[CHALLENGE]
Nothing should be left out: output all of the entries exactly.

[DATASET ENTRIES]

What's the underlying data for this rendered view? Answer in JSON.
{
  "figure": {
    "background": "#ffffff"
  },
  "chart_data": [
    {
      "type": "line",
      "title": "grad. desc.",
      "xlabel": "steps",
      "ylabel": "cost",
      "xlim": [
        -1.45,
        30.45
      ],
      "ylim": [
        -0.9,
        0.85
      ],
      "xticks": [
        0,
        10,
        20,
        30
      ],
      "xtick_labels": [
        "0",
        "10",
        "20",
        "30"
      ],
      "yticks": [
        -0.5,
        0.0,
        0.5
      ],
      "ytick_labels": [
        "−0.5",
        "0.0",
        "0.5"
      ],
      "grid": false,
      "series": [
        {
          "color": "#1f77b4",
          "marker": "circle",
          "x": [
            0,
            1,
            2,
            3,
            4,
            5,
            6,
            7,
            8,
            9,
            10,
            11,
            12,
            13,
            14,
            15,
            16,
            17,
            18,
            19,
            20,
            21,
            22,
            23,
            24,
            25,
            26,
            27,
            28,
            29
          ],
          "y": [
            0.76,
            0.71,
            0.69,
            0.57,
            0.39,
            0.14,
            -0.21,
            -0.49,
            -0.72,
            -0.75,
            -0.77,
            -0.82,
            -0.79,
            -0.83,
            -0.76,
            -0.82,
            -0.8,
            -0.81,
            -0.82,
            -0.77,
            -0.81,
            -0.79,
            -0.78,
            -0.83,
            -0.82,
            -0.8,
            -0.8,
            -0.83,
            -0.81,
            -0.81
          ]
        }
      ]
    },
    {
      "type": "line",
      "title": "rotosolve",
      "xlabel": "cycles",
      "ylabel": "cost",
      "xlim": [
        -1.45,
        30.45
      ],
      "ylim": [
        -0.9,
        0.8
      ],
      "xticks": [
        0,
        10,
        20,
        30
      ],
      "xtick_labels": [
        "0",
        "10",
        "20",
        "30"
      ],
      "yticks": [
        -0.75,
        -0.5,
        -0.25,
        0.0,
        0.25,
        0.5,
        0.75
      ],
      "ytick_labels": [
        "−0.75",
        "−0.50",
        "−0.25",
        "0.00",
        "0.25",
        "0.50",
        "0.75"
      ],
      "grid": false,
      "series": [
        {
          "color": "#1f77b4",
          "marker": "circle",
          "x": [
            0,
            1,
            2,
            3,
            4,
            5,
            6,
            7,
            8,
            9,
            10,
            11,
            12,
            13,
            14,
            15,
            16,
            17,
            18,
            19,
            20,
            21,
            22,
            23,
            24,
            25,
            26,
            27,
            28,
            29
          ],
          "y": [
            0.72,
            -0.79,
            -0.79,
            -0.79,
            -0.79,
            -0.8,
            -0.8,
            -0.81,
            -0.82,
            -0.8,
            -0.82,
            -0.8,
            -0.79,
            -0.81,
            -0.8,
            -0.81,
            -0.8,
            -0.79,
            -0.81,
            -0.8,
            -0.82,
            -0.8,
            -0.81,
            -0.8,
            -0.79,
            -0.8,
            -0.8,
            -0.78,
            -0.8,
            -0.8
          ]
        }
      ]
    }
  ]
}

[EXERCISE SOLUTION]
What's the underlying data for this rendered view? Answer in JSON.
{
  "figure": {
    "background": "#ffffff"
  },
  "chart_data": [
    {
      "type": "line",
      "title": "grad. desc.",
      "xlabel": "steps",
      "ylabel": "cost",
      "xlim": [
        -1.45,
        30.45
      ],
      "ylim": [
        -0.9,
        0.85
      ],
      "xticks": [
        0,
        10,
        20,
        30
      ],
      "xtick_labels": [
        "0",
        "10",
        "20",
        "30"
      ],
      "yticks": [
        -0.5,
        0.0,
        0.5
      ],
      "ytick_labels": [
        "−0.5",
        "0.0",
        "0.5"
      ],
      "grid": false,
      "series": [
        {
          "color": "#1f77b4",
          "marker": "circle",
          "x": [
            0,
            1,
            2,
            3,
            4,
            5,
            6,
            7,
            8,
            9,
            10,
            11,
            12,
            13,
            14,
            15,
            16,
            17,
            18,
            19,
            20,
            21,
            22,
            23,
            24,
            25,
            26,
            27,
            28,
            29
          ],
          "y": [
            0.76,
            0.71,
            0.69,
            0.57,
            0.39,
            0.14,
            -0.21,
            -0.49,
            -0.72,
            -0.75,
            -0.77,
            -0.82,
            -0.79,
            -0.83,
            -0.76,
            -0.82,
            -0.8,
            -0.81,
            -0.82,
            -0.77,
            -0.81,
            -0.79,
            -0.78,
            -0.83,
            -0.82,
            -0.8,
            -0.8,
            -0.83,
            -0.81,
            -0.81
          ]
        }
      ]
    },
    {
      "type": "line",
      "title": "rotosolve",
      "xlabel": "cycles",
      "ylabel": "cost",
      "xlim": [
        -1.45,
        30.45
      ],
      "ylim": [
        -0.9,
        0.8
      ],
      "xticks": [
        0,
        10,
        20,
        30
      ],
      "xtick_labels": [
        "0",
        "10",
        "20",
        "30"
      ],
      "yticks": [
        -0.75,
        -0.5,
        -0.25,
        0.0,
        0.25,
        0.5,
        0.75
      ],
      "ytick_labels": [
        "−0.75",
        "−0.50",
        "−0.25",
        "0.00",
        "0.25",
        "0.50",
        "0.75"
      ],
      "grid": false,
      "series": [
        {
          "color": "#1f77b4",
          "marker": "circle",
          "x": [
            0,
            1,
            2,
            3,
            4,
            5,
            6,
            7,
            8,
            9,
            10,
            11,
            12,
            13,
            14,
            15,
            16,
            17,
            18,
            19,
            20,
            21,
            22,
            23,
            24,
            25,
            26,
            27,
            28,
            29
          ],
          "y": [
            0.72,
            -0.79,
            -0.79,
            -0.79,
            -0.79,
            -0.8,
            -0.8,
            -0.81,
            -0.82,
            -0.8,
            -0.82,
            -0.8,
            -0.79,
            -0.81,
            -0.8,
            -0.81,
            -0.8,
            -0.79,
            -0.81,
            -0.8,
            -0.82,
            -0.8,
            -0.81,
            -0.8,
            -0.79,
            -0.8,
            -0.8,
            -0.78,
            -0.8,
            -0.8
          ]
        }
      ]
    }
  ]
}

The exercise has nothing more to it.